(Excerpts from a figure dataset)
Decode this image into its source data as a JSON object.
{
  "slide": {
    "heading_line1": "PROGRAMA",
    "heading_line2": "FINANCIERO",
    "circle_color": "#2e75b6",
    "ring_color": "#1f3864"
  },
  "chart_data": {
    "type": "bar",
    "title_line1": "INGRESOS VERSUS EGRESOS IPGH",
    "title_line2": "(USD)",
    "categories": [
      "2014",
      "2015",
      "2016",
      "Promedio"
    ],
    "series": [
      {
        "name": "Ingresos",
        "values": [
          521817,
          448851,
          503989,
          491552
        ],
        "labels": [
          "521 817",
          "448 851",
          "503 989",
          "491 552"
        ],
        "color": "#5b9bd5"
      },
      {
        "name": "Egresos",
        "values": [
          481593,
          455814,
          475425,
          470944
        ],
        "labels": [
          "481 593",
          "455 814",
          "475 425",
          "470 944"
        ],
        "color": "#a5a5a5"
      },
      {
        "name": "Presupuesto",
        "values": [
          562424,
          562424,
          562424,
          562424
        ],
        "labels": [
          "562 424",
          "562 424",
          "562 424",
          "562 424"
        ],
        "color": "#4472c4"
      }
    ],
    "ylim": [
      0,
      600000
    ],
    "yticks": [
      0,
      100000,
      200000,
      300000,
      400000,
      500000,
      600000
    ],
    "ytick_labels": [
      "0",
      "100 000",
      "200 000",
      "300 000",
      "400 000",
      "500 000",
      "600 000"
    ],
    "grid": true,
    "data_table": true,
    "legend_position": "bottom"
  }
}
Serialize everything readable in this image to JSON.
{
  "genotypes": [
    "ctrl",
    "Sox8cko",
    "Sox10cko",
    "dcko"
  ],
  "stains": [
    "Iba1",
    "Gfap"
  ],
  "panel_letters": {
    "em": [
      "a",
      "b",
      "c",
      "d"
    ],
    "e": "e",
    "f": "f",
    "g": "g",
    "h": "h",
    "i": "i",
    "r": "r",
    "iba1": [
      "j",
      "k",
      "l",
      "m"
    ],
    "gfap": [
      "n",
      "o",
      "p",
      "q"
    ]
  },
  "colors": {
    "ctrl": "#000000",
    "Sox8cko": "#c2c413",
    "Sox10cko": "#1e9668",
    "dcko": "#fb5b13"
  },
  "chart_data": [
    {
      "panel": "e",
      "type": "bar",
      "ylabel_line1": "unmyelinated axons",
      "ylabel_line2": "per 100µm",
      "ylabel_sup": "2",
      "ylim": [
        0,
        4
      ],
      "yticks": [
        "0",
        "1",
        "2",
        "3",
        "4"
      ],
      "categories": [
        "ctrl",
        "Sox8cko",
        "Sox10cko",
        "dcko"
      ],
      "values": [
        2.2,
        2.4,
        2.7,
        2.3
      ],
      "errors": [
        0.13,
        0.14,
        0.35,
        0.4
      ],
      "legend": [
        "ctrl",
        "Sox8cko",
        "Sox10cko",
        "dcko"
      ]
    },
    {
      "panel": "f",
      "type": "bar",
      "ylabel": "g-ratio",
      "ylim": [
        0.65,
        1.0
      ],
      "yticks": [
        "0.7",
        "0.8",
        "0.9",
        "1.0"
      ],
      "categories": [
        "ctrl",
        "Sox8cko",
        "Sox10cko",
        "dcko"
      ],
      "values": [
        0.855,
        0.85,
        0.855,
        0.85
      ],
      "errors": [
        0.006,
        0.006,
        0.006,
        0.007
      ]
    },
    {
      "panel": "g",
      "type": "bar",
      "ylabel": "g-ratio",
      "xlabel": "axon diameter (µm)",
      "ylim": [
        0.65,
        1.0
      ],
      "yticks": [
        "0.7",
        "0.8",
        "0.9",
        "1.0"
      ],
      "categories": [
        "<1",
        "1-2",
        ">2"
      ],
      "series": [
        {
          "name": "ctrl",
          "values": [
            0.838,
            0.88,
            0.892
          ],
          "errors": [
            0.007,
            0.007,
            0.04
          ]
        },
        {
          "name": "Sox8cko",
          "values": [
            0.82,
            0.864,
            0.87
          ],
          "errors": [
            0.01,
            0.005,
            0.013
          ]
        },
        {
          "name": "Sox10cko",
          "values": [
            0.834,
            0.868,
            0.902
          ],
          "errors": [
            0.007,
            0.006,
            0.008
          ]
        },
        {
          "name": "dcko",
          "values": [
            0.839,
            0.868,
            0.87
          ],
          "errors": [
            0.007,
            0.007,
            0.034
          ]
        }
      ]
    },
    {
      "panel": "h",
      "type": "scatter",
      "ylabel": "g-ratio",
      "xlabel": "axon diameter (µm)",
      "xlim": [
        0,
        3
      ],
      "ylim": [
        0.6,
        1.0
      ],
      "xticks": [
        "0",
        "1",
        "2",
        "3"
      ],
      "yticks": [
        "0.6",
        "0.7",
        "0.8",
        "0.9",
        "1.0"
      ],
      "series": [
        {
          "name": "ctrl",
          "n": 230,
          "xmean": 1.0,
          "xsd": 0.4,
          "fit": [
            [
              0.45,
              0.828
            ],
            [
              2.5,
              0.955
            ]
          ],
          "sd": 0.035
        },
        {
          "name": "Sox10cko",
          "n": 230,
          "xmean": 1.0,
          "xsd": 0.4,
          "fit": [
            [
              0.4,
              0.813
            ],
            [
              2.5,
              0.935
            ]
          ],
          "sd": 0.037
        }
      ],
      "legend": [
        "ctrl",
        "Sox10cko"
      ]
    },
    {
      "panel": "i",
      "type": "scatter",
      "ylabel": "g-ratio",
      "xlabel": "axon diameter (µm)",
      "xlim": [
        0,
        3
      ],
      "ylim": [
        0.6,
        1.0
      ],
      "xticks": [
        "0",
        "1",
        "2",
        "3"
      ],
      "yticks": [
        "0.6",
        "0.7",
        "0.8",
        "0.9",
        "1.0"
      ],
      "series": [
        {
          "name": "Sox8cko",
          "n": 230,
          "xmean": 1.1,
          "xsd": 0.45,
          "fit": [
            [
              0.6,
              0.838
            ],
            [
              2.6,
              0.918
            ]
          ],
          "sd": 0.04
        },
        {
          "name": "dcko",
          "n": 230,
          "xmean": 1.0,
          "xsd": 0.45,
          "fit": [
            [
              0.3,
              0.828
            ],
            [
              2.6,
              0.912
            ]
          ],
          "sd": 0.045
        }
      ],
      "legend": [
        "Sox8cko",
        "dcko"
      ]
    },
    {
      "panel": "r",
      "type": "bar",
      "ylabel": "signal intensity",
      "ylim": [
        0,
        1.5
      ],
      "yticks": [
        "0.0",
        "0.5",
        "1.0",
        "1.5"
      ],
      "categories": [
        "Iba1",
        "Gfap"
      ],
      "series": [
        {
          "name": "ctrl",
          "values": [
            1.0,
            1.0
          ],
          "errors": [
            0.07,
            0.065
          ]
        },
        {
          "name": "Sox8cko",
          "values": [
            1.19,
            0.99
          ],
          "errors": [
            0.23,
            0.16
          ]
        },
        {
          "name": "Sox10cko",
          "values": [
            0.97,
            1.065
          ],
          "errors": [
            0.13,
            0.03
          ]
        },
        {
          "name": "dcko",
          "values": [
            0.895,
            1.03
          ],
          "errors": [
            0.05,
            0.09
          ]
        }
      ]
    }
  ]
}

▶ _PROBLEM_: Write out the records above again, keeping each one identical to the original.

▶ _SOLUTION_:
Decode this image into its source data as a JSON object.
{
  "slide": {
    "heading_line1": "PROGRAMA",
    "heading_line2": "FINANCIERO",
    "circle_color": "#2e75b6",
    "ring_color": "#1f3864"
  },
  "chart_data": {
    "type": "bar",
    "title_line1": "INGRESOS VERSUS EGRESOS IPGH",
    "title_line2": "(USD)",
    "categories": [
      "2014",
      "2015",
      "2016",
      "Promedio"
    ],
    "series": [
      {
        "name": "Ingresos",
        "values": [
          521817,
          448851,
          503989,
          491552
        ],
        "labels": [
          "521 817",
          "448 851",
          "503 989",
          "491 552"
        ],
        "color": "#5b9bd5"
      },
      {
        "name": "Egresos",
        "values": [
          481593,
          455814,
          475425,
          470944
        ],
        "labels": [
          "481 593",
          "455 814",
          "475 425",
          "470 944"
        ],
        "color": "#a5a5a5"
      },
      {
        "name": "Presupuesto",
        "values": [
          562424,
          562424,
          562424,
          562424
        ],
        "labels": [
          "562 424",
          "562 424",
          "562 424",
          "562 424"
        ],
        "color": "#4472c4"
      }
    ],
    "ylim": [
      0,
      600000
    ],
    "yticks": [
      0,
      100000,
      200000,
      300000,
      400000,
      500000,
      600000
    ],
    "ytick_labels": [
      "0",
      "100 000",
      "200 000",
      "300 000",
      "400 000",
      "500 000",
      "600 000"
    ],
    "grid": true,
    "data_table": true,
    "legend_position": "bottom"
  }
}
Serialize everything readable in this image to JSON.
{
  "genotypes": [
    "ctrl",
    "Sox8cko",
    "Sox10cko",
    "dcko"
  ],
  "stains": [
    "Iba1",
    "Gfap"
  ],
  "panel_letters": {
    "em": [
      "a",
      "b",
      "c",
      "d"
    ],
    "e": "e",
    "f": "f",
    "g": "g",
    "h": "h",
    "i": "i",
    "r": "r",
    "iba1": [
      "j",
      "k",
      "l",
      "m"
    ],
    "gfap": [
      "n",
      "o",
      "p",
      "q"
    ]
  },
  "colors": {
    "ctrl": "#000000",
    "Sox8cko": "#c2c413",
    "Sox10cko": "#1e9668",
    "dcko": "#fb5b13"
  },
  "chart_data": [
    {
      "panel": "e",
      "type": "bar",
      "ylabel_line1": "unmyelinated axons",
      "ylabel_line2": "per 100µm",
      "ylabel_sup": "2",
      "ylim": [
        0,
        4
      ],
      "yticks": [
        "0",
        "1",
        "2",
        "3",
        "4"
      ],
      "categories": [
        "ctrl",
        "Sox8cko",
        "Sox10cko",
        "dcko"
      ],
      "values": [
        2.2,
        2.4,
        2.7,
        2.3
      ],
      "errors": [
        0.13,
        0.14,
        0.35,
        0.4
      ],
      "legend": [
        "ctrl",
        "Sox8cko",
        "Sox10cko",
        "dcko"
      ]
    },
    {
      "panel": "f",
      "type": "bar",
      "ylabel": "g-ratio",
      "ylim": [
        0.65,
        1.0
      ],
      "yticks": [
        "0.7",
        "0.8",
        "0.9",
        "1.0"
      ],
      "categories": [
        "ctrl",
        "Sox8cko",
        "Sox10cko",
        "dcko"
      ],
      "values": [
        0.855,
        0.85,
        0.855,
        0.85
      ],
      "errors": [
        0.006,
        0.006,
        0.006,
        0.007
      ]
    },
    {
      "panel": "g",
      "type": "bar",
      "ylabel": "g-ratio",
      "xlabel": "axon diameter (µm)",
      "ylim": [
        0.65,
        1.0
      ],
      "yticks": [
        "0.7",
        "0.8",
        "0.9",
        "1.0"
      ],
      "categories": [
        "<1",
        "1-2",
        ">2"
      ],
      "series": [
        {
          "name": "ctrl",
          "values": [
            0.838,
            0.88,
            0.892
          ],
          "errors": [
            0.007,
            0.007,
            0.04
          ]
        },
        {
          "name": "Sox8cko",
          "values": [
            0.82,
            0.864,
            0.87
          ],
          "errors": [
            0.01,
            0.005,
            0.013
          ]
        },
        {
          "name": "Sox10cko",
          "values": [
            0.834,
            0.868,
            0.902
          ],
          "errors": [
            0.007,
            0.006,
            0.008
          ]
        },
        {
          "name": "dcko",
          "values": [
            0.839,
            0.868,
            0.87
          ],
          "errors": [
            0.007,
            0.007,
            0.034
          ]
        }
      ]
    },
    {
      "panel": "h",
      "type": "scatter",
      "ylabel": "g-ratio",
      "xlabel": "axon diameter (µm)",
      "xlim": [
        0,
        3
      ],
      "ylim": [
        0.6,
        1.0
      ],
      "xticks": [
        "0",
        "1",
        "2",
        "3"
      ],
      "yticks": [
        "0.6",
        "0.7",
        "0.8",
        "0.9",
        "1.0"
      ],
      "series": [
        {
          "name": "ctrl",
          "n": 230,
          "xmean": 1.0,
          "xsd": 0.4,
          "fit": [
            [
              0.45,
              0.828
            ],
            [
              2.5,
              0.955
            ]
          ],
          "sd": 0.035
        },
        {
          "name": "Sox10cko",
          "n": 230,
          "xmean": 1.0,
          "xsd": 0.4,
          "fit": [
            [
              0.4,
              0.813
            ],
            [
              2.5,
              0.935
            ]
          ],
          "sd": 0.037
        }
      ],
      "legend": [
        "ctrl",
        "Sox10cko"
      ]
    },
    {
      "panel": "i",
      "type": "scatter",
      "ylabel": "g-ratio",
      "xlabel": "axon diameter (µm)",
      "xlim": [
        0,
        3
      ],
      "ylim": [
        0.6,
        1.0
      ],
      "xticks": [
        "0",
        "1",
        "2",
        "3"
      ],
      "yticks": [
        "0.6",
        "0.7",
        "0.8",
        "0.9",
        "1.0"
      ],
      "series": [
        {
          "name": "Sox8cko",
          "n": 230,
          "xmean": 1.1,
          "xsd": 0.45,
          "fit": [
            [
              0.6,
              0.838
            ],
            [
              2.6,
              0.918
            ]
          ],
          "sd": 0.04
        },
        {
          "name": "dcko",
          "n": 230,
          "xmean": 1.0,
          "xsd": 0.45,
          "fit": [
            [
              0.3,
              0.828
            ],
            [
              2.6,
              0.912
            ]
          ],
          "sd": 0.045
        }
      ],
      "legend": [
        "Sox8cko",
        "dcko"
      ]
    },
    {
      "panel": "r",
      "type": "bar",
      "ylabel": "signal intensity",
      "ylim": [
        0,
        1.5
      ],
      "yticks": [
        "0.0",
        "0.5",
        "1.0",
        "1.5"
      ],
      "categories": [
        "Iba1",
        "Gfap"
      ],
      "series": [
        {
          "name": "ctrl",
          "values": [
            1.0,
            1.0
          ],
          "errors": [
            0.07,
            0.065
          ]
        },
        {
          "name": "Sox8cko",
          "values": [
            1.19,
            0.99
          ],
          "errors": [
            0.23,
            0.16
          ]
        },
        {
          "name": "Sox10cko",
          "values": [
            0.97,
            1.065
          ],
          "errors": [
            0.13,
            0.03
          ]
        },
        {
          "name": "dcko",
          "values": [
            0.895,
            1.03
          ],
          "errors": [
            0.05,
            0.09
          ]
        }
      ]
    }
  ]
}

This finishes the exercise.